**Problem to solve**
Copy out the part of the entries that opens with the line containing "Text: Δt: Δt <box>270 606 282 616</box>" and closes with the line containing "Text: Δ[Cr₂O₃]: Δ[Cr₂O₃] <box>252", including both of those lines.

··· Dataset rows

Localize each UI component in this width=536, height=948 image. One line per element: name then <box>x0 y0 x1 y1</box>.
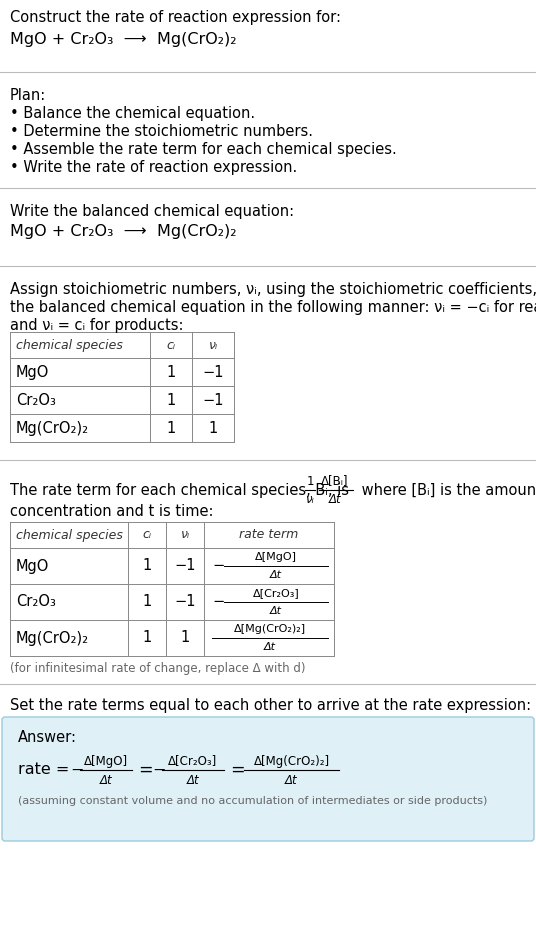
Text: Δt: Δt <box>270 606 282 616</box>
Text: 1: 1 <box>209 421 218 435</box>
Text: Δt: Δt <box>100 774 113 787</box>
Text: Δ[MgO]: Δ[MgO] <box>255 552 297 562</box>
Text: MgO: MgO <box>16 558 49 574</box>
Text: Δ[Cr₂O₃]: Δ[Cr₂O₃] <box>252 588 300 598</box>
Text: −: − <box>212 594 224 610</box>
Text: Δt: Δt <box>329 493 341 505</box>
Text: =: = <box>230 761 244 779</box>
Text: Answer:: Answer: <box>18 730 77 745</box>
Text: −1: −1 <box>202 392 224 408</box>
Text: Δt: Δt <box>270 570 282 580</box>
Text: Mg(CrO₂)₂: Mg(CrO₂)₂ <box>16 421 89 435</box>
Text: Δt: Δt <box>285 774 298 787</box>
Text: Write the balanced chemical equation:: Write the balanced chemical equation: <box>10 204 294 219</box>
Text: MgO + Cr₂O₃  ⟶  Mg(CrO₂)₂: MgO + Cr₂O₃ ⟶ Mg(CrO₂)₂ <box>10 32 236 47</box>
Text: chemical species: chemical species <box>16 338 123 352</box>
Text: and νᵢ = cᵢ for products:: and νᵢ = cᵢ for products: <box>10 318 183 333</box>
Text: rate term: rate term <box>240 528 299 541</box>
Text: • Determine the stoichiometric numbers.: • Determine the stoichiometric numbers. <box>10 124 313 139</box>
Text: −: − <box>212 558 224 574</box>
Text: Construct the rate of reaction expression for:: Construct the rate of reaction expressio… <box>10 10 341 25</box>
Text: νᵢ: νᵢ <box>306 493 315 505</box>
FancyBboxPatch shape <box>2 717 534 841</box>
Text: −: − <box>152 762 166 777</box>
Text: Δt: Δt <box>264 642 276 652</box>
Text: • Write the rate of reaction expression.: • Write the rate of reaction expression. <box>10 160 297 175</box>
Text: Plan:: Plan: <box>10 88 46 103</box>
Text: cᵢ: cᵢ <box>167 338 176 352</box>
Text: Cr₂O₃: Cr₂O₃ <box>16 594 56 610</box>
Text: 1: 1 <box>143 594 152 610</box>
Text: The rate term for each chemical species, Bᵢ, is: The rate term for each chemical species,… <box>10 483 354 498</box>
Text: cᵢ: cᵢ <box>143 528 152 541</box>
Text: −: − <box>70 762 84 777</box>
Text: where [Bᵢ] is the amount: where [Bᵢ] is the amount <box>357 483 536 498</box>
Text: • Assemble the rate term for each chemical species.: • Assemble the rate term for each chemic… <box>10 142 397 157</box>
Text: −1: −1 <box>202 364 224 379</box>
Text: • Balance the chemical equation.: • Balance the chemical equation. <box>10 106 255 121</box>
Text: 1: 1 <box>166 364 176 379</box>
Text: Δt: Δt <box>187 774 199 787</box>
Text: 1: 1 <box>166 392 176 408</box>
Text: νᵢ: νᵢ <box>209 338 218 352</box>
Text: Δ[Bᵢ]: Δ[Bᵢ] <box>321 475 349 487</box>
Text: νᵢ: νᵢ <box>181 528 190 541</box>
Text: 1: 1 <box>143 630 152 646</box>
Text: Cr₂O₃: Cr₂O₃ <box>16 392 56 408</box>
Text: Δ[Mg(CrO₂)₂]: Δ[Mg(CrO₂)₂] <box>254 755 330 768</box>
Text: (for infinitesimal rate of change, replace Δ with d): (for infinitesimal rate of change, repla… <box>10 662 306 675</box>
Text: Mg(CrO₂)₂: Mg(CrO₂)₂ <box>16 630 89 646</box>
Text: 1: 1 <box>181 630 190 646</box>
Text: 1: 1 <box>166 421 176 435</box>
Text: the balanced chemical equation in the following manner: νᵢ = −cᵢ for reactants: the balanced chemical equation in the fo… <box>10 300 536 315</box>
Text: chemical species: chemical species <box>16 528 123 541</box>
Text: MgO + Cr₂O₃  ⟶  Mg(CrO₂)₂: MgO + Cr₂O₃ ⟶ Mg(CrO₂)₂ <box>10 224 236 239</box>
Text: concentration and t is time:: concentration and t is time: <box>10 504 213 519</box>
Text: Set the rate terms equal to each other to arrive at the rate expression:: Set the rate terms equal to each other t… <box>10 698 531 713</box>
Text: 1: 1 <box>306 475 314 487</box>
Text: (assuming constant volume and no accumulation of intermediates or side products): (assuming constant volume and no accumul… <box>18 796 487 806</box>
Text: −1: −1 <box>174 558 196 574</box>
Text: Δ[MgO]: Δ[MgO] <box>84 755 128 768</box>
Text: =: = <box>138 761 153 779</box>
Text: MgO: MgO <box>16 364 49 379</box>
Text: Assign stoichiometric numbers, νᵢ, using the stoichiometric coefficients, cᵢ, fr: Assign stoichiometric numbers, νᵢ, using… <box>10 282 536 297</box>
Text: Δ[Cr₂O₃]: Δ[Cr₂O₃] <box>168 755 218 768</box>
Text: Δ[Mg(CrO₂)₂]: Δ[Mg(CrO₂)₂] <box>234 624 306 634</box>
Text: 1: 1 <box>143 558 152 574</box>
Text: −1: −1 <box>174 594 196 610</box>
Text: rate =: rate = <box>18 762 75 777</box>
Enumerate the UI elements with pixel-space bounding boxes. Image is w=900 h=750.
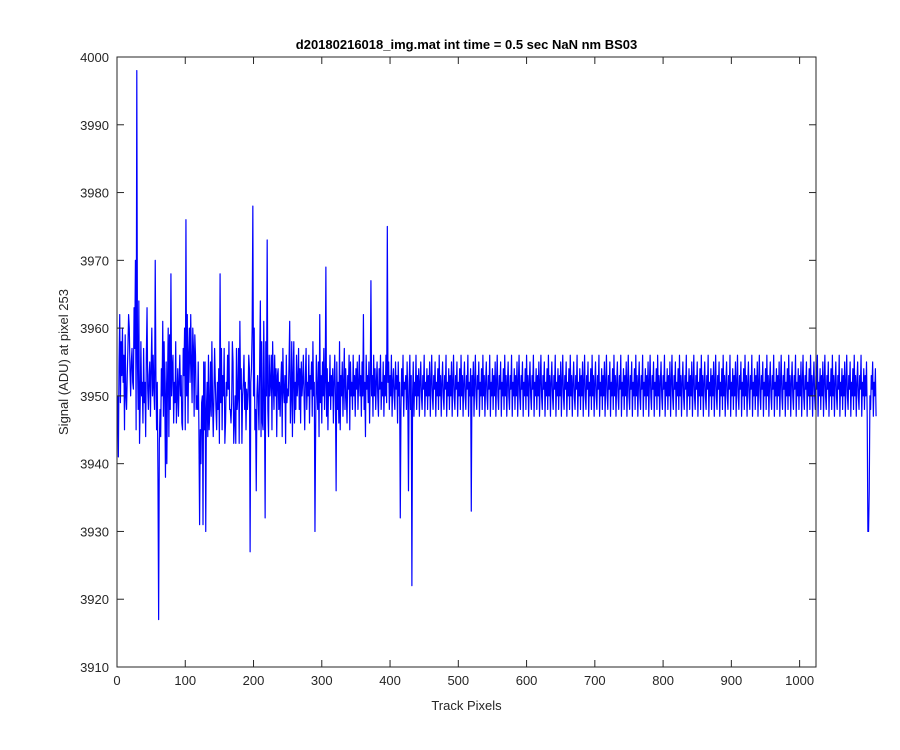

······

**Answer for the task**
Text: Δt: Δt <box>270 606 282 616</box>
Text: 1: 1 <box>209 421 218 435</box>
Text: Δt: Δt <box>100 774 113 787</box>
Text: Δ[MgO]: Δ[MgO] <box>255 552 297 562</box>
Text: MgO: MgO <box>16 558 49 574</box>
Text: Δ[Cr₂O₃]: Δ[Cr₂O₃] <box>252 588 300 598</box>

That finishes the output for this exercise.